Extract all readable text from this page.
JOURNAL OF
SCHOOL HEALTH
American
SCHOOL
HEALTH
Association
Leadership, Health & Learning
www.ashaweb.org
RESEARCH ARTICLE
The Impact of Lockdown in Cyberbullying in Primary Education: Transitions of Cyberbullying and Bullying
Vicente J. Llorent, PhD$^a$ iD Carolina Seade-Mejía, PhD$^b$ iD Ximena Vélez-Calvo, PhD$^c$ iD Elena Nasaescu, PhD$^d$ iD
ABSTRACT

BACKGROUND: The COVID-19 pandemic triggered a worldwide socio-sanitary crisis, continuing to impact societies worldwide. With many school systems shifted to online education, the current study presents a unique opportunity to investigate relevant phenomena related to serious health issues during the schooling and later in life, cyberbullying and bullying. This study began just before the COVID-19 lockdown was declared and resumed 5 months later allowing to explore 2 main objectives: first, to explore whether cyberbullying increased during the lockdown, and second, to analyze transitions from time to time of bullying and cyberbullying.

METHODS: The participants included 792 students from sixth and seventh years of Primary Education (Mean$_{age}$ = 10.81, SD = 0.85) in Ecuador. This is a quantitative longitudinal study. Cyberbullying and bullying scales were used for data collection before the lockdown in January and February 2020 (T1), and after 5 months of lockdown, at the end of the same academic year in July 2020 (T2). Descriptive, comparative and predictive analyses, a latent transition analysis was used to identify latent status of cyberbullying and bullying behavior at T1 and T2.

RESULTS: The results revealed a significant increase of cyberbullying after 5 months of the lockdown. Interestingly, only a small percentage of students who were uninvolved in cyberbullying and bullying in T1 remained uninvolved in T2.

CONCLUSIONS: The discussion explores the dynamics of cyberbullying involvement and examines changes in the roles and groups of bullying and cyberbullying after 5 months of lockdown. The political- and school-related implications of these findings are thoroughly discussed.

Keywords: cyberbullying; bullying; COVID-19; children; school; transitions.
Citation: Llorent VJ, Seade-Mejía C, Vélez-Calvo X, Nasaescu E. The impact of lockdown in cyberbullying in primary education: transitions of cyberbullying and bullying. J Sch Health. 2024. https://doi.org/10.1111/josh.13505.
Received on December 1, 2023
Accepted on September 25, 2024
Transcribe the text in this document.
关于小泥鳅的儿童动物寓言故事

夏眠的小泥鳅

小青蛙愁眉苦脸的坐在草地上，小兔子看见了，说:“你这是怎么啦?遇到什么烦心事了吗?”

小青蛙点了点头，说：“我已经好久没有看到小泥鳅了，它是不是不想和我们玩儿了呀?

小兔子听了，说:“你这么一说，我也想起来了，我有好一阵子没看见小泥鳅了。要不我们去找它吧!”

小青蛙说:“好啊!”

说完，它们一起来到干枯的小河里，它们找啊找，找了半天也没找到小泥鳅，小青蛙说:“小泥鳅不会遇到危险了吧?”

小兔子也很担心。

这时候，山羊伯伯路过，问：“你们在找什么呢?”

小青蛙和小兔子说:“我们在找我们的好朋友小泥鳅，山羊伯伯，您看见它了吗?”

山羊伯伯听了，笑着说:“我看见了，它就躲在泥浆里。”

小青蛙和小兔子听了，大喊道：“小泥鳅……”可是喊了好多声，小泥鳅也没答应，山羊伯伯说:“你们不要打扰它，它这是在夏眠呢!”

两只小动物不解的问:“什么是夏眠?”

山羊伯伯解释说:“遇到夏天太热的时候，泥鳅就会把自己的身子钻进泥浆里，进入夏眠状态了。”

Written problem: Beginning at the line that holds "Transcribe the text in this document.", reproduce each line of the records above down to and including the last one.

Solution to this problem:
Transcribe the text in this document.
关于小泥鳅的儿童动物寓言故事

夏眠的小泥鳅

小青蛙愁眉苦脸的坐在草地上，小兔子看见了，说:“你这是怎么啦?遇到什么烦心事了吗?”

小青蛙点了点头，说：“我已经好久没有看到小泥鳅了，它是不是不想和我们玩儿了呀?

小兔子听了，说:“你这么一说，我也想起来了，我有好一阵子没看见小泥鳅了。要不我们去找它吧!”

小青蛙说:“好啊!”

说完，它们一起来到干枯的小河里，它们找啊找，找了半天也没找到小泥鳅，小青蛙说:“小泥鳅不会遇到危险了吧?”

小兔子也很担心。

这时候，山羊伯伯路过，问：“你们在找什么呢?”

小青蛙和小兔子说:“我们在找我们的好朋友小泥鳅，山羊伯伯，您看见它了吗?”

山羊伯伯听了，笑着说:“我看见了，它就躲在泥浆里。”

小青蛙和小兔子听了，大喊道：“小泥鳅……”可是喊了好多声，小泥鳅也没答应，山羊伯伯说:“你们不要打扰它，它这是在夏眠呢!”

两只小动物不解的问:“什么是夏眠?”

山羊伯伯解释说:“遇到夏天太热的时候，泥鳅就会把自己的身子钻进泥浆里，进入夏眠状态了。”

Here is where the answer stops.